**Data to process**
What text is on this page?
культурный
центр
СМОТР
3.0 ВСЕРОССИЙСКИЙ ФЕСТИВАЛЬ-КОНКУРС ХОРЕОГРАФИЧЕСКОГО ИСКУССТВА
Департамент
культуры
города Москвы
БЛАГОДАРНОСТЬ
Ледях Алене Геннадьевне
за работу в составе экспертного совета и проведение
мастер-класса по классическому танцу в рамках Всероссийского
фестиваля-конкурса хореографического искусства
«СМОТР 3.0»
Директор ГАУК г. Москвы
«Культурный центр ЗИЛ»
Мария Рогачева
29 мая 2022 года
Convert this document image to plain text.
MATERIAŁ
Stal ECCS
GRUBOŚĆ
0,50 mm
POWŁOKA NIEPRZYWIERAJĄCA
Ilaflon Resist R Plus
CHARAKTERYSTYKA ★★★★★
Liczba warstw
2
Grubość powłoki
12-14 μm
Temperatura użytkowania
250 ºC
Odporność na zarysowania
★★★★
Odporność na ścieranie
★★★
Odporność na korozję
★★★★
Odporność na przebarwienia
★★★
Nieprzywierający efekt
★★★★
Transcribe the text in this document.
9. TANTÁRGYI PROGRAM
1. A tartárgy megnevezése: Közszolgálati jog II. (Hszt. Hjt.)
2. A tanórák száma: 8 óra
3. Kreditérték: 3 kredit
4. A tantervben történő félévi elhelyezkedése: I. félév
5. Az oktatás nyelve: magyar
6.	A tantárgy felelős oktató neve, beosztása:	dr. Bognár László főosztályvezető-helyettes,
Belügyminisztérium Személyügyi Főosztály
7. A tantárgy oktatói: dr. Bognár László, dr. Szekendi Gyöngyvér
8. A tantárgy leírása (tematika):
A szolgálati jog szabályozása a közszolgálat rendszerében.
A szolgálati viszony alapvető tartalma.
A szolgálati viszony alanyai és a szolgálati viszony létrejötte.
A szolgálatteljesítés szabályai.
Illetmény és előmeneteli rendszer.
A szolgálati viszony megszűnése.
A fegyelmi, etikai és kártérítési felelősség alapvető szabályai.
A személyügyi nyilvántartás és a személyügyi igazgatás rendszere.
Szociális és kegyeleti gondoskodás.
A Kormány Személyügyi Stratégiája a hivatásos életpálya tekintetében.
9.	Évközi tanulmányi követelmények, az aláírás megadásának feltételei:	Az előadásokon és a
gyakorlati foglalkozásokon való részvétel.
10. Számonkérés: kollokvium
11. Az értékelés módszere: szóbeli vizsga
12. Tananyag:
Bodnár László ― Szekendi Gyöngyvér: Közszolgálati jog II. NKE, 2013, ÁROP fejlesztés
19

**What you are asked to do**
Return the entries above exactly as they appear.

**Result of the task**
What text is on this page?
культурный
центр
СМОТР
3.0 ВСЕРОССИЙСКИЙ ФЕСТИВАЛЬ-КОНКУРС ХОРЕОГРАФИЧЕСКОГО ИСКУССТВА
Департамент
культуры
города Москвы
БЛАГОДАРНОСТЬ
Ледях Алене Геннадьевне
за работу в составе экспертного совета и проведение
мастер-класса по классическому танцу в рамках Всероссийского
фестиваля-конкурса хореографического искусства
«СМОТР 3.0»
Директор ГАУК г. Москвы
«Культурный центр ЗИЛ»
Мария Рогачева
29 мая 2022 года
Convert this document image to plain text.
MATERIAŁ
Stal ECCS
GRUBOŚĆ
0,50 mm
POWŁOKA NIEPRZYWIERAJĄCA
Ilaflon Resist R Plus
CHARAKTERYSTYKA ★★★★★
Liczba warstw
2
Grubość powłoki
12-14 μm
Temperatura użytkowania
250 ºC
Odporność na zarysowania
★★★★
Odporność na ścieranie
★★★
Odporność na korozję
★★★★
Odporność na przebarwienia
★★★
Nieprzywierający efekt
★★★★
Transcribe the text in this document.
9. TANTÁRGYI PROGRAM
1. A tartárgy megnevezése: Közszolgálati jog II. (Hszt. Hjt.)
2. A tanórák száma: 8 óra
3. Kreditérték: 3 kredit
4. A tantervben történő félévi elhelyezkedése: I. félév
5. Az oktatás nyelve: magyar
6.	A tantárgy felelős oktató neve, beosztása:	dr. Bognár László főosztályvezető-helyettes,
Belügyminisztérium Személyügyi Főosztály
7. A tantárgy oktatói: dr. Bognár László, dr. Szekendi Gyöngyvér
8. A tantárgy leírása (tematika):
A szolgálati jog szabályozása a közszolgálat rendszerében.
A szolgálati viszony alapvető tartalma.
A szolgálati viszony alanyai és a szolgálati viszony létrejötte.
A szolgálatteljesítés szabályai.
Illetmény és előmeneteli rendszer.
A szolgálati viszony megszűnése.
A fegyelmi, etikai és kártérítési felelősség alapvető szabályai.
A személyügyi nyilvántartás és a személyügyi igazgatás rendszere.
Szociális és kegyeleti gondoskodás.
A Kormány Személyügyi Stratégiája a hivatásos életpálya tekintetében.
9.	Évközi tanulmányi követelmények, az aláírás megadásának feltételei:	Az előadásokon és a
gyakorlati foglalkozásokon való részvétel.
10. Számonkérés: kollokvium
11. Az értékelés módszere: szóbeli vizsga
12. Tananyag:
Bodnár László ― Szekendi Gyöngyvér: Közszolgálati jog II. NKE, 2013, ÁROP fejlesztés
19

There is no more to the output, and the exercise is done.